> _Excerpted text_
Stunkard ended up with 540 adults whose average age was 40. They had been adopted when they were very young - 55 percent had been adopted in the first month of life and 90 percent were adopted in the first year of life. His conclusions, published in The New England Journal of Medicine in 1986, were unequivocal. The adoptees were as fat as their biological parents, and how fat they were had no relation to how fat their adoptive parents were.
So even the so-called "evil parents making kids fat" conspiracy has almost no effect on the genetics that predispose body size. Even if a kid's adoptive parents were fat and ate buckets of lard, their naturally skinny adopted child would never become fat. The adopted child would retain the biological similarity of his or her biological parents much more than they would get their body shape from exercise or diet regimens.
But I think that this boils down to something even more insidious than simply talking about how diets don't work and how many people are basically stuck in the body that they were born with for better or worse. And I think it has a lot to do with the so-called
"Fantasy of Being Thin". The whole idea is that people equate becoming thin (or thinner than you already are) as a way to change yourself in other ways that have nothing to do with the number on the scale. The idea is that you cannot love yourself or, indeed, excel at all until you lower your weight to a specific amount and then you'll suddenly become the most attractive person on earth with a harem of people at your feet, equivocally loved by all of humanity, smarter than Einstein and gain magical flying powers not unlike Superman. When someone gives you facts that say "you will likely never be a size zero anymore than you will be an 8 foot tall pixie with wings of ethereal light, regardless how hard you try."

> _Task requirements_
Reproduce the passage on adoption and body size word for word, starting at "So even the" and ending at "or diet regimens.". The data that follows comes from a separate source and is unrelated to the passage on adoption and body size.

> _Extracted entries_
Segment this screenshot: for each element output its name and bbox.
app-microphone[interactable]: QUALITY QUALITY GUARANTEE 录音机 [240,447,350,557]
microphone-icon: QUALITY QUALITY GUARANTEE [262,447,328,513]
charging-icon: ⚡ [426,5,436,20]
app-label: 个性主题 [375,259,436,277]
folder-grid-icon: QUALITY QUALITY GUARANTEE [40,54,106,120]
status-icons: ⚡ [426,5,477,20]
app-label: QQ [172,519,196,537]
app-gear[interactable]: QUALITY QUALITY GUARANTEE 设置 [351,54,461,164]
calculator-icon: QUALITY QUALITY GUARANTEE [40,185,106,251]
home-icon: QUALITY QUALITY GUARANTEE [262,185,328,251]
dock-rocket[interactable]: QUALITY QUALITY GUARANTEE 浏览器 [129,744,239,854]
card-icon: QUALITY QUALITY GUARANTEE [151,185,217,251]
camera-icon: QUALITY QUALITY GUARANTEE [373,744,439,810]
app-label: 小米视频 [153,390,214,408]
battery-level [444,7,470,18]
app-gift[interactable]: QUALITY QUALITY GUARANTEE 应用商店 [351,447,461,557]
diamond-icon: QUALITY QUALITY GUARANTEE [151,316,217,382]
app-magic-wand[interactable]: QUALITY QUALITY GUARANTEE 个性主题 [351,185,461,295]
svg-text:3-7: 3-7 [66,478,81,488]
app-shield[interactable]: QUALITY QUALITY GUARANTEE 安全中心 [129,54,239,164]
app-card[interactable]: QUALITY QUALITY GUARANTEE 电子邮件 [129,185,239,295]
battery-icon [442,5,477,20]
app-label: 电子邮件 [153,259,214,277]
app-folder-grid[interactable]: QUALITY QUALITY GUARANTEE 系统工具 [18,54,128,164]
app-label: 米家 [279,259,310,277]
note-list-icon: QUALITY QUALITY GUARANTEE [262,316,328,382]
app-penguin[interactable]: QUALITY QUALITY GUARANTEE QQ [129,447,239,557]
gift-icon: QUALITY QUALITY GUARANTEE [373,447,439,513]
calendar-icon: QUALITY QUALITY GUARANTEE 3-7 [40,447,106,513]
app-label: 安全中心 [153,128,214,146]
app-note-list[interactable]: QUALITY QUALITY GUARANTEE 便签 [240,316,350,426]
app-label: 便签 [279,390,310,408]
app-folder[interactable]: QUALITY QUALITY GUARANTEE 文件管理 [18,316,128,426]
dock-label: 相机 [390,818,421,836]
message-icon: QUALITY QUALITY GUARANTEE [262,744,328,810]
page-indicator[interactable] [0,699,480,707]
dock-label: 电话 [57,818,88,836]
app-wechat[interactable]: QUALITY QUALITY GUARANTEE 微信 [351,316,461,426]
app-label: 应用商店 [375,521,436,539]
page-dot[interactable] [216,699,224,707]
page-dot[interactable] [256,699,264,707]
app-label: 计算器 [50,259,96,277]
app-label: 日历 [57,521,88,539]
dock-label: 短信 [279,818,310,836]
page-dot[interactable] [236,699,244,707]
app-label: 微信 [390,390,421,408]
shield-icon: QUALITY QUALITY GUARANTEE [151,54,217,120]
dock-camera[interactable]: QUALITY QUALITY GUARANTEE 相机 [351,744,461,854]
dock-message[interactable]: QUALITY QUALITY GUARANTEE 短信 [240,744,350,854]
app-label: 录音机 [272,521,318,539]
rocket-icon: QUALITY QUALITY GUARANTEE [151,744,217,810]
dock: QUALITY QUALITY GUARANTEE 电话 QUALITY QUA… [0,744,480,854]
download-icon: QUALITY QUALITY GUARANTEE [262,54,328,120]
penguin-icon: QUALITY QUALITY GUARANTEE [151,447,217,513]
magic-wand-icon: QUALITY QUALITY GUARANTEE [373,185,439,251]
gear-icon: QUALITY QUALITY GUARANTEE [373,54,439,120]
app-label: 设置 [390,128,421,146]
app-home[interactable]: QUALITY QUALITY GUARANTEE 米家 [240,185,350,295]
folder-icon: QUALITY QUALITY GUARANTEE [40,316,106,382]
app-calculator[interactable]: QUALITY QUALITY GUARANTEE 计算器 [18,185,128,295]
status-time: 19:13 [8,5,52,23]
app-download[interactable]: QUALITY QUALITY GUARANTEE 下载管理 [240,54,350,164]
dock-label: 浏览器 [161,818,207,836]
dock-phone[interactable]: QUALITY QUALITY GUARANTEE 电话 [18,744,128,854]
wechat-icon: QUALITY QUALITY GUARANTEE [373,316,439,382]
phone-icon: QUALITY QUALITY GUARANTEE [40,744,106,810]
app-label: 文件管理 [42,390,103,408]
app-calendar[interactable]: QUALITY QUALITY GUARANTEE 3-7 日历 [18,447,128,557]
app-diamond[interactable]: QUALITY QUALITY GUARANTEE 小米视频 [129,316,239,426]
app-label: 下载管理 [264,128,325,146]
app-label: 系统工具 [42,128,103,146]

> _Answer space_
So even the so-called "evil parents making kids fat" conspiracy has almost no effect on the genetics that predispose body size. Even if a kid's adoptive parents were fat and ate buckets of lard, their naturally skinny adopted child would never become fat. The adopted child would retain the biological similarity of his or her biological parents much more than they would get their body shape from exercise or diet regimens.